To be done:
Take the entries below and print all of them exactly, please.
═══ Listed entries ═══
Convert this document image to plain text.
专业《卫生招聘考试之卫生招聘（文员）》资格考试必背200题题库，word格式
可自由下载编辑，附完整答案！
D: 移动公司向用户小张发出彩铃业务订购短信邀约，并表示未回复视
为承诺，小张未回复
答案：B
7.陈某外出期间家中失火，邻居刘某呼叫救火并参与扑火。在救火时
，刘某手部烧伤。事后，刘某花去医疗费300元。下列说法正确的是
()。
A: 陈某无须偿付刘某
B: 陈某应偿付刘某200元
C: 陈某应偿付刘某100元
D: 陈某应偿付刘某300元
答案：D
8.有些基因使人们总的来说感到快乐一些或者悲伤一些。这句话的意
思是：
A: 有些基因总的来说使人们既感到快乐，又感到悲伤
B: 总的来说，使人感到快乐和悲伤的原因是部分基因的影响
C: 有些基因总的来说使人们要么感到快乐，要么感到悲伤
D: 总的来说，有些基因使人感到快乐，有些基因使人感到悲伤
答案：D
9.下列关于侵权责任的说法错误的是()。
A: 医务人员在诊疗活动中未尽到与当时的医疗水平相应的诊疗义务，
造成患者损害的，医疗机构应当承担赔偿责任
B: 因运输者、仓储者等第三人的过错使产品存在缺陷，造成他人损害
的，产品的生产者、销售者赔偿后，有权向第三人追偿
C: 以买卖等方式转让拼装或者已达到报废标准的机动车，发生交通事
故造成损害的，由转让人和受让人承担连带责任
═══
Solution to this problem:
Convert this document image to plain text.
专业《卫生招聘考试之卫生招聘（文员）》资格考试必背200题题库，word格式
可自由下载编辑，附完整答案！
D: 移动公司向用户小张发出彩铃业务订购短信邀约，并表示未回复视
为承诺，小张未回复
答案：B
7.陈某外出期间家中失火，邻居刘某呼叫救火并参与扑火。在救火时
，刘某手部烧伤。事后，刘某花去医疗费300元。下列说法正确的是
()。
A: 陈某无须偿付刘某
B: 陈某应偿付刘某200元
C: 陈某应偿付刘某100元
D: 陈某应偿付刘某300元
答案：D
8.有些基因使人们总的来说感到快乐一些或者悲伤一些。这句话的意
思是：
A: 有些基因总的来说使人们既感到快乐，又感到悲伤
B: 总的来说，使人感到快乐和悲伤的原因是部分基因的影响
C: 有些基因总的来说使人们要么感到快乐，要么感到悲伤
D: 总的来说，有些基因使人感到快乐，有些基因使人感到悲伤
答案：D
9.下列关于侵权责任的说法错误的是()。
A: 医务人员在诊疗活动中未尽到与当时的医疗水平相应的诊疗义务，
造成患者损害的，医疗机构应当承担赔偿责任
B: 因运输者、仓储者等第三人的过错使产品存在缺陷，造成他人损害
的，产品的生产者、销售者赔偿后，有权向第三人追偿
C: 以买卖等方式转让拼装或者已达到报废标准的机动车，发生交通事
故造成损害的，由转让人和受让人承担连带责任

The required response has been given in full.